Source records
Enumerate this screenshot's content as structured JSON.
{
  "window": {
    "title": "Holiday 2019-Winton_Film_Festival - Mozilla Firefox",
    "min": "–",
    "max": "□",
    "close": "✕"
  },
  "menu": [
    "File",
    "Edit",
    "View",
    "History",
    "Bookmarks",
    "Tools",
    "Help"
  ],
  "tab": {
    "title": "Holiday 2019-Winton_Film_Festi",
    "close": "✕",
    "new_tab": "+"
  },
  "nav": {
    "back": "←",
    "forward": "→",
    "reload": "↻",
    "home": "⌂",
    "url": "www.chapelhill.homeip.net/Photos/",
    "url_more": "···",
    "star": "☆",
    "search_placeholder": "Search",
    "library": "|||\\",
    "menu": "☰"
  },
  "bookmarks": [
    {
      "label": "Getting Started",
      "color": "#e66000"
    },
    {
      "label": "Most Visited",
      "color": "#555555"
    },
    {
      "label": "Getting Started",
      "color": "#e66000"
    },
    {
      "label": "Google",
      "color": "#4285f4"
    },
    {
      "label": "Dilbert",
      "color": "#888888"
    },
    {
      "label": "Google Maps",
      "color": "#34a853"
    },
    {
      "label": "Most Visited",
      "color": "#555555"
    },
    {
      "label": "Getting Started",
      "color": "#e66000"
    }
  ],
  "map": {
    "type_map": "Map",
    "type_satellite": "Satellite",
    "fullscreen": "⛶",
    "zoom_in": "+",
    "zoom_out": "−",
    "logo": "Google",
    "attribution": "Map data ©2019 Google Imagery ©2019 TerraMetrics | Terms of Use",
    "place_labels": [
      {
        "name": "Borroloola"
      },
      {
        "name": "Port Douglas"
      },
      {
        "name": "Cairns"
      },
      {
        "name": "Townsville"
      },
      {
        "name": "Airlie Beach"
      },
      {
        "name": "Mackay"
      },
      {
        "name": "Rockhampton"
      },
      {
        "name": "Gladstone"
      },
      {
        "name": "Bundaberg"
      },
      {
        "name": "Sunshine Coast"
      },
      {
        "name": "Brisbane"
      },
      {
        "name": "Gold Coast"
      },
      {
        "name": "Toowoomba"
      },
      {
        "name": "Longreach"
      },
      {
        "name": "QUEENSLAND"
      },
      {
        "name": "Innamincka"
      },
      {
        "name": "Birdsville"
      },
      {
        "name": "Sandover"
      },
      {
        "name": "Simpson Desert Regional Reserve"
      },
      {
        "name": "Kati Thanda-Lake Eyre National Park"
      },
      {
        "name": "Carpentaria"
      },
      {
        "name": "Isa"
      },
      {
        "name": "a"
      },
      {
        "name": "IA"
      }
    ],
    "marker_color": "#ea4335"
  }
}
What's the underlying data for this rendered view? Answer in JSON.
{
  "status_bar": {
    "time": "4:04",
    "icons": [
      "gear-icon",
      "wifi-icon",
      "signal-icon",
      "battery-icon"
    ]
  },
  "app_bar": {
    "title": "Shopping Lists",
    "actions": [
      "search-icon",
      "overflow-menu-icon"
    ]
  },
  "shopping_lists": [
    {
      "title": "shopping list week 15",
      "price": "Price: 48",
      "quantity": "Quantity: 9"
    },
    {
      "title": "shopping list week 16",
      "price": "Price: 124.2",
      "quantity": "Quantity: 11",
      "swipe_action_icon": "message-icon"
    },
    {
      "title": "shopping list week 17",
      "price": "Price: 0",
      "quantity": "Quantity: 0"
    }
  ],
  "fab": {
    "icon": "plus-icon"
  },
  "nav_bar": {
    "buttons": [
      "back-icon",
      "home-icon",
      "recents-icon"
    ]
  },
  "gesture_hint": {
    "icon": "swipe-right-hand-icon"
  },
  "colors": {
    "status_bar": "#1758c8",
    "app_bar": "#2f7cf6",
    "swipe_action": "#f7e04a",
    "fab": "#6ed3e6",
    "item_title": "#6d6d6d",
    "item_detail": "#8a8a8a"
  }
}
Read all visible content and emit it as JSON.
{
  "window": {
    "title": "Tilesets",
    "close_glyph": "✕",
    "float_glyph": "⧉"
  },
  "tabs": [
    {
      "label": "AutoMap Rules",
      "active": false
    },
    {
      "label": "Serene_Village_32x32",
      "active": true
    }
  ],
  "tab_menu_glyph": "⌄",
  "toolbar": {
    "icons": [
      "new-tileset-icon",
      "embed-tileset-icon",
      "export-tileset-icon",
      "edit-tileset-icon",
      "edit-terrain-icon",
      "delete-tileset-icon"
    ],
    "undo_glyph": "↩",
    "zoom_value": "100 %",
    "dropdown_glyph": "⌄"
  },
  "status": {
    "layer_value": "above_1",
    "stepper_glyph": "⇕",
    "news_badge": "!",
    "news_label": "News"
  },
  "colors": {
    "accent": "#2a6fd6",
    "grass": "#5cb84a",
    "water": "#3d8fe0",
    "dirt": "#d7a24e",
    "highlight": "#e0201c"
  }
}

▶ _What you should do_:
Pick out the lines that include the word "Google" and write them out.

▶ _Written answer_:
      "label": "Google",
      "label": "Google Maps",
    "logo": "Google",
    "attribution": "Map data ©2019 Google Imagery ©2019 TerraMetrics | Terms of Use",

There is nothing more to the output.